[tei-council] standoff

Fabio Ciotti fabio.ciotti at uniroma2.it
Fri Nov 28 08:55:53 EST 2014


> Am 28.11.2014 um 10:19 schrieb Sebastian Rahtz <sebastian.rahtz at it.ox.ac.uk>:
>
>> But it seems fairly incredible that we’d introduce _two_ parallel new children of <TEI>
>> both of which contain standoff metadata. Can’t we have just one <metadata>, with sections for
>> <xenoDate> and for <annotation>?
>>
>> I have a gut feeling that some of the bits of current <teiHeader> might move to the new
>> section. eg <profileDesc>

I agree (and have already said in several occasions)  that teiHeader
should be redesigned. I would support an internal structure similar to
that of METS, with adaptation and the addition of a semantic metadata
container, and allow each container to host "xen"o metadata set. But I
guess that this will be a P6 thing, will not?

================================

### Parts of the exercise
a – Set down the TEI Council message word for word, from "[tei-council] standoff" up to and including "and for <annotation>?".
b – Sum up the TEI Council message in two sentences.
The records were drawn from a separate source.

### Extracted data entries
================================

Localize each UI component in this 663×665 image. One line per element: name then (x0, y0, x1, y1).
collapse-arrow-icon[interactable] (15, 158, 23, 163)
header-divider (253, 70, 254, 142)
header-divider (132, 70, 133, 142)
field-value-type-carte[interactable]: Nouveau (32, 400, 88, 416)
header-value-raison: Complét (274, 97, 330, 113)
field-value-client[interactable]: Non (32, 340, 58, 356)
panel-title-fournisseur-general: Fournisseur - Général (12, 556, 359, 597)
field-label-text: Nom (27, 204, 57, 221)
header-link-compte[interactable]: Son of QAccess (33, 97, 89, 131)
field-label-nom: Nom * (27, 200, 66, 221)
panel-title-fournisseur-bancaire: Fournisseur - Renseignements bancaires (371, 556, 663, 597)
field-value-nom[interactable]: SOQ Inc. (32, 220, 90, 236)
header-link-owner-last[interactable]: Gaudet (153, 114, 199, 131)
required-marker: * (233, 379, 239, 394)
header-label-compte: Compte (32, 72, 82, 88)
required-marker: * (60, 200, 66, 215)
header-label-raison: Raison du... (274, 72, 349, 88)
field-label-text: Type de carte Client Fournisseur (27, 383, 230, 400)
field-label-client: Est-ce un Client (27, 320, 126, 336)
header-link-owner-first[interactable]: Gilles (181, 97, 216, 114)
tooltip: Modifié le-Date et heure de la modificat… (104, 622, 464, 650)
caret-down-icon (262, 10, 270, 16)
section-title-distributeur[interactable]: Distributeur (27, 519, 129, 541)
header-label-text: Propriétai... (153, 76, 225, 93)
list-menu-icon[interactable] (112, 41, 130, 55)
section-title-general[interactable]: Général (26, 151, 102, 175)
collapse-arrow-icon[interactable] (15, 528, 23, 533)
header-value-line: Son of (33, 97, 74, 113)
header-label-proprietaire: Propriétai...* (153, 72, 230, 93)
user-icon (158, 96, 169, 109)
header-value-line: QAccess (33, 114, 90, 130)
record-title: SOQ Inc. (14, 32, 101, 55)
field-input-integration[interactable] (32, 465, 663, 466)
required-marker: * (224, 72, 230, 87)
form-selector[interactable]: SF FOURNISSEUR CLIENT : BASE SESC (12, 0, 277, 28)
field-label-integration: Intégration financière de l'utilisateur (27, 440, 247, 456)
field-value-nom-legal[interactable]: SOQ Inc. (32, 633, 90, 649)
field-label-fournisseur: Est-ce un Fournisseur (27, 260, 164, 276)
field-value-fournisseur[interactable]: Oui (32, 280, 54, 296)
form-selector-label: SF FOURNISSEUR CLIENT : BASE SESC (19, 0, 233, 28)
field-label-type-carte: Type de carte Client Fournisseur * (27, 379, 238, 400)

================================

### Solutions in order
a –
[tei-council] standoff

Fabio Ciotti fabio.ciotti at uniroma2.it
Fri Nov 28 08:55:53 EST 2014


> Am 28.11.2014 um 10:19 schrieb Sebastian Rahtz <sebastian.rahtz at it.ox.ac.uk>:
>
>> But it seems fairly incredible that we’d introduce _two_ parallel new children of <TEI>
>> both of which contain standoff metadata. Can’t we have just one <metadata>, with sections for
>> <xenoDate> and for <annotation>?

b – A quoted passage objects to adding two parallel new children of <TEI> that both contain standoff metadata, proposes a single <metadata> element with separate sections, and suggests that parts of the current <teiHeader>, such as <profileDesc>, might move into it. Fabio Ciotti agrees that teiHeader should be redesigned and supports an internal structure similar to METS with a semantic metadata container, where each container can host xeno metadata, but he expects this to be a P6 matter.